> _Data listing_
○ ○ ○ ○
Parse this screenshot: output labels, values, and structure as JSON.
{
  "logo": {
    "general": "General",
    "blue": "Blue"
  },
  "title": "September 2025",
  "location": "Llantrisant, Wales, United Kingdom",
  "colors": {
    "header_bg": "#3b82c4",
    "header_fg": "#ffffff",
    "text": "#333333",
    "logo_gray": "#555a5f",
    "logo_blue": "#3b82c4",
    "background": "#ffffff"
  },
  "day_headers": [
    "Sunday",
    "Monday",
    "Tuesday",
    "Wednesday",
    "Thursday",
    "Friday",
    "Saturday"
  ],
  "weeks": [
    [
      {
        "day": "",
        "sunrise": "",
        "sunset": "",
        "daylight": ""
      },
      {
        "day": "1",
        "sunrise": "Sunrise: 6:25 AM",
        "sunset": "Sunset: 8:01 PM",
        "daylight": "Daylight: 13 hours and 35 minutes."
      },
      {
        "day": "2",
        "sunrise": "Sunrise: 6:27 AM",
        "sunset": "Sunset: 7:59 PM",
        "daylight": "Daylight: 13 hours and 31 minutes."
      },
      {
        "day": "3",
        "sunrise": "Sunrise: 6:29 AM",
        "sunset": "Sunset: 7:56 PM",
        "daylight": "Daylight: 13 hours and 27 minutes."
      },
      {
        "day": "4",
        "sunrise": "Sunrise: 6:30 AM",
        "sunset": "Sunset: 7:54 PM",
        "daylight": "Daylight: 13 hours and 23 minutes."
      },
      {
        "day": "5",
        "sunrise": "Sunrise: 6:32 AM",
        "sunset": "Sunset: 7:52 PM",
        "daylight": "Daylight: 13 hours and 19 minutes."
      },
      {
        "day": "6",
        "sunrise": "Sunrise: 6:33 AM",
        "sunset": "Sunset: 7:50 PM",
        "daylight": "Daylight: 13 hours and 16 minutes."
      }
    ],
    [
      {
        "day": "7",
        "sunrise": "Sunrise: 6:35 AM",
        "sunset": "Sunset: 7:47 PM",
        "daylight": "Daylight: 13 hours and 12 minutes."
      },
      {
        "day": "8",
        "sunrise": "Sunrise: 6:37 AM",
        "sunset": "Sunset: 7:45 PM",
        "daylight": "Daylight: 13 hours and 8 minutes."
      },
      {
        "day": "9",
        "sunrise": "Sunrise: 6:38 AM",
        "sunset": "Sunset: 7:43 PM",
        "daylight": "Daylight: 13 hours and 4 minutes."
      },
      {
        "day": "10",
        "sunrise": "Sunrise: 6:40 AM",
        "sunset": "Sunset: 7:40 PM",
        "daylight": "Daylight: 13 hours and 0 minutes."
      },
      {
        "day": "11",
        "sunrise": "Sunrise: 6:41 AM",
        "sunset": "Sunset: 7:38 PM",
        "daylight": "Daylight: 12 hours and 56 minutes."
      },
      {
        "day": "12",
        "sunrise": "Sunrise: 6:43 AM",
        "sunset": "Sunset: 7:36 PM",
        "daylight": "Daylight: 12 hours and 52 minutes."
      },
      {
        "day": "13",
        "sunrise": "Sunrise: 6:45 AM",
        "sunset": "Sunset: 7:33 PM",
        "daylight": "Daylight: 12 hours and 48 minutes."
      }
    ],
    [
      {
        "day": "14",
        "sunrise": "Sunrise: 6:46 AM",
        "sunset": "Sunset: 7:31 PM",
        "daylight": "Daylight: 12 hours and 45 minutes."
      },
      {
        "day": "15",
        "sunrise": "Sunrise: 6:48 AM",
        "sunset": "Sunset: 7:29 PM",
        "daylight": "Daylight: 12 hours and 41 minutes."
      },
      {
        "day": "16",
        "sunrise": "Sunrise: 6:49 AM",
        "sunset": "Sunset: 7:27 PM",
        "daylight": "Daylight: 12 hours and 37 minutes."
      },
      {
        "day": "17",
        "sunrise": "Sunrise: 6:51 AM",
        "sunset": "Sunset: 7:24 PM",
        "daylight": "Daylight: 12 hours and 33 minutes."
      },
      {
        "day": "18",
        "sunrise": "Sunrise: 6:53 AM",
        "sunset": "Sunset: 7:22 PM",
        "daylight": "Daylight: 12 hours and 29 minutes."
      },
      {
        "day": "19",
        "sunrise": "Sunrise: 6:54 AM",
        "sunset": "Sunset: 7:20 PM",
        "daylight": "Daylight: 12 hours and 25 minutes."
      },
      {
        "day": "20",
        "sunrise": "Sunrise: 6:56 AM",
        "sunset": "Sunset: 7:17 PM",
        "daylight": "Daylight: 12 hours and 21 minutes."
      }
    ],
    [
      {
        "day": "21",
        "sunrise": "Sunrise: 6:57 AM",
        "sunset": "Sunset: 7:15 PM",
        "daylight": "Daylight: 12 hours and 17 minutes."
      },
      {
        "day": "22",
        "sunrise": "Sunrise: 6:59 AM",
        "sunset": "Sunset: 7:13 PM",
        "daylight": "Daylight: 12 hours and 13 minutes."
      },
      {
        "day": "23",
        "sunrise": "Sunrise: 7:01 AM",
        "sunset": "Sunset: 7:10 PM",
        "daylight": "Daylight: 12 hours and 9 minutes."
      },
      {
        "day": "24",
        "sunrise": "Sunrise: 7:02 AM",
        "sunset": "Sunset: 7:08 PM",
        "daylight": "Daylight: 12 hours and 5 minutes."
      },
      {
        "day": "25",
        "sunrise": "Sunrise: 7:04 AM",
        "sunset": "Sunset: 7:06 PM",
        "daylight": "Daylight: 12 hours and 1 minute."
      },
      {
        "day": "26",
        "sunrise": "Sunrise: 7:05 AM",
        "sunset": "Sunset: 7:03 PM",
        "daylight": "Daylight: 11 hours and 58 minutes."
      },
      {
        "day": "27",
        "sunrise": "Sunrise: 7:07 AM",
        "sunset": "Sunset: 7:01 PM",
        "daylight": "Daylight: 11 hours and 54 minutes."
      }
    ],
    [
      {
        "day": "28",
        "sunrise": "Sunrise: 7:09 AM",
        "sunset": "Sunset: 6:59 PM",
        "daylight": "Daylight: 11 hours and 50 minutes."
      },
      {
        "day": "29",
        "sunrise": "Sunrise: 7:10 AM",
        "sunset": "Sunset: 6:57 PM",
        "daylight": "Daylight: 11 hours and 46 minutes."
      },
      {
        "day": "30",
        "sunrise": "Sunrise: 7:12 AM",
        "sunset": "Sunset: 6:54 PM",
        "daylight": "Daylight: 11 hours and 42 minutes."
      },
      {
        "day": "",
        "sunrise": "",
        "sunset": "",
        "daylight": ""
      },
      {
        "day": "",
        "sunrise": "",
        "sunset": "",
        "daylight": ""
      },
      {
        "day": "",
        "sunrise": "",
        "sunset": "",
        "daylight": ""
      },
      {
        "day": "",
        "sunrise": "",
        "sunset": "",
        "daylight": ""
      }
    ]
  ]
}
○ ○ ○ ○
> _The request_
All of the entries above need to be reproduced exactly.

> _Problem solution_
Parse this screenshot: output labels, values, and structure as JSON.
{
  "logo": {
    "general": "General",
    "blue": "Blue"
  },
  "title": "September 2025",
  "location": "Llantrisant, Wales, United Kingdom",
  "colors": {
    "header_bg": "#3b82c4",
    "header_fg": "#ffffff",
    "text": "#333333",
    "logo_gray": "#555a5f",
    "logo_blue": "#3b82c4",
    "background": "#ffffff"
  },
  "day_headers": [
    "Sunday",
    "Monday",
    "Tuesday",
    "Wednesday",
    "Thursday",
    "Friday",
    "Saturday"
  ],
  "weeks": [
    [
      {
        "day": "",
        "sunrise": "",
        "sunset": "",
        "daylight": ""
      },
      {
        "day": "1",
        "sunrise": "Sunrise: 6:25 AM",
        "sunset": "Sunset: 8:01 PM",
        "daylight": "Daylight: 13 hours and 35 minutes."
      },
      {
        "day": "2",
        "sunrise": "Sunrise: 6:27 AM",
        "sunset": "Sunset: 7:59 PM",
        "daylight": "Daylight: 13 hours and 31 minutes."
      },
      {
        "day": "3",
        "sunrise": "Sunrise: 6:29 AM",
        "sunset": "Sunset: 7:56 PM",
        "daylight": "Daylight: 13 hours and 27 minutes."
      },
      {
        "day": "4",
        "sunrise": "Sunrise: 6:30 AM",
        "sunset": "Sunset: 7:54 PM",
        "daylight": "Daylight: 13 hours and 23 minutes."
      },
      {
        "day": "5",
        "sunrise": "Sunrise: 6:32 AM",
        "sunset": "Sunset: 7:52 PM",
        "daylight": "Daylight: 13 hours and 19 minutes."
      },
      {
        "day": "6",
        "sunrise": "Sunrise: 6:33 AM",
        "sunset": "Sunset: 7:50 PM",
        "daylight": "Daylight: 13 hours and 16 minutes."
      }
    ],
    [
      {
        "day": "7",
        "sunrise": "Sunrise: 6:35 AM",
        "sunset": "Sunset: 7:47 PM",
        "daylight": "Daylight: 13 hours and 12 minutes."
      },
      {
        "day": "8",
        "sunrise": "Sunrise: 6:37 AM",
        "sunset": "Sunset: 7:45 PM",
        "daylight": "Daylight: 13 hours and 8 minutes."
      },
      {
        "day": "9",
        "sunrise": "Sunrise: 6:38 AM",
        "sunset": "Sunset: 7:43 PM",
        "daylight": "Daylight: 13 hours and 4 minutes."
      },
      {
        "day": "10",
        "sunrise": "Sunrise: 6:40 AM",
        "sunset": "Sunset: 7:40 PM",
        "daylight": "Daylight: 13 hours and 0 minutes."
      },
      {
        "day": "11",
        "sunrise": "Sunrise: 6:41 AM",
        "sunset": "Sunset: 7:38 PM",
        "daylight": "Daylight: 12 hours and 56 minutes."
      },
      {
        "day": "12",
        "sunrise": "Sunrise: 6:43 AM",
        "sunset": "Sunset: 7:36 PM",
        "daylight": "Daylight: 12 hours and 52 minutes."
      },
      {
        "day": "13",
        "sunrise": "Sunrise: 6:45 AM",
        "sunset": "Sunset: 7:33 PM",
        "daylight": "Daylight: 12 hours and 48 minutes."
      }
    ],
    [
      {
        "day": "14",
        "sunrise": "Sunrise: 6:46 AM",
        "sunset": "Sunset: 7:31 PM",
        "daylight": "Daylight: 12 hours and 45 minutes."
      },
      {
        "day": "15",
        "sunrise": "Sunrise: 6:48 AM",
        "sunset": "Sunset: 7:29 PM",
        "daylight": "Daylight: 12 hours and 41 minutes."
      },
      {
        "day": "16",
        "sunrise": "Sunrise: 6:49 AM",
        "sunset": "Sunset: 7:27 PM",
        "daylight": "Daylight: 12 hours and 37 minutes."
      },
      {
        "day": "17",
        "sunrise": "Sunrise: 6:51 AM",
        "sunset": "Sunset: 7:24 PM",
        "daylight": "Daylight: 12 hours and 33 minutes."
      },
      {
        "day": "18",
        "sunrise": "Sunrise: 6:53 AM",
        "sunset": "Sunset: 7:22 PM",
        "daylight": "Daylight: 12 hours and 29 minutes."
      },
      {
        "day": "19",
        "sunrise": "Sunrise: 6:54 AM",
        "sunset": "Sunset: 7:20 PM",
        "daylight": "Daylight: 12 hours and 25 minutes."
      },
      {
        "day": "20",
        "sunrise": "Sunrise: 6:56 AM",
        "sunset": "Sunset: 7:17 PM",
        "daylight": "Daylight: 12 hours and 21 minutes."
      }
    ],
    [
      {
        "day": "21",
        "sunrise": "Sunrise: 6:57 AM",
        "sunset": "Sunset: 7:15 PM",
        "daylight": "Daylight: 12 hours and 17 minutes."
      },
      {
        "day": "22",
        "sunrise": "Sunrise: 6:59 AM",
        "sunset": "Sunset: 7:13 PM",
        "daylight": "Daylight: 12 hours and 13 minutes."
      },
      {
        "day": "23",
        "sunrise": "Sunrise: 7:01 AM",
        "sunset": "Sunset: 7:10 PM",
        "daylight": "Daylight: 12 hours and 9 minutes."
      },
      {
        "day": "24",
        "sunrise": "Sunrise: 7:02 AM",
        "sunset": "Sunset: 7:08 PM",
        "daylight": "Daylight: 12 hours and 5 minutes."
      },
      {
        "day": "25",
        "sunrise": "Sunrise: 7:04 AM",
        "sunset": "Sunset: 7:06 PM",
        "daylight": "Daylight: 12 hours and 1 minute."
      },
      {
        "day": "26",
        "sunrise": "Sunrise: 7:05 AM",
        "sunset": "Sunset: 7:03 PM",
        "daylight": "Daylight: 11 hours and 58 minutes."
      },
      {
        "day": "27",
        "sunrise": "Sunrise: 7:07 AM",
        "sunset": "Sunset: 7:01 PM",
        "daylight": "Daylight: 11 hours and 54 minutes."
      }
    ],
    [
      {
        "day": "28",
        "sunrise": "Sunrise: 7:09 AM",
        "sunset": "Sunset: 6:59 PM",
        "daylight": "Daylight: 11 hours and 50 minutes."
      },
      {
        "day": "29",
        "sunrise": "Sunrise: 7:10 AM",
        "sunset": "Sunset: 6:57 PM",
        "daylight": "Daylight: 11 hours and 46 minutes."
      },
      {
        "day": "30",
        "sunrise": "Sunrise: 7:12 AM",
        "sunset": "Sunset: 6:54 PM",
        "daylight": "Daylight: 11 hours and 42 minutes."
      },
      {
        "day": "",
        "sunrise": "",
        "sunset": "",
        "daylight": ""
      },
      {
        "day": "",
        "sunrise": "",
        "sunset": "",
        "daylight": ""
      },
      {
        "day": "",
        "sunrise": "",
        "sunset": "",
        "daylight": ""
      },
      {
        "day": "",
        "sunrise": "",
        "sunset": "",
        "daylight": ""
      }
    ]
  ]
}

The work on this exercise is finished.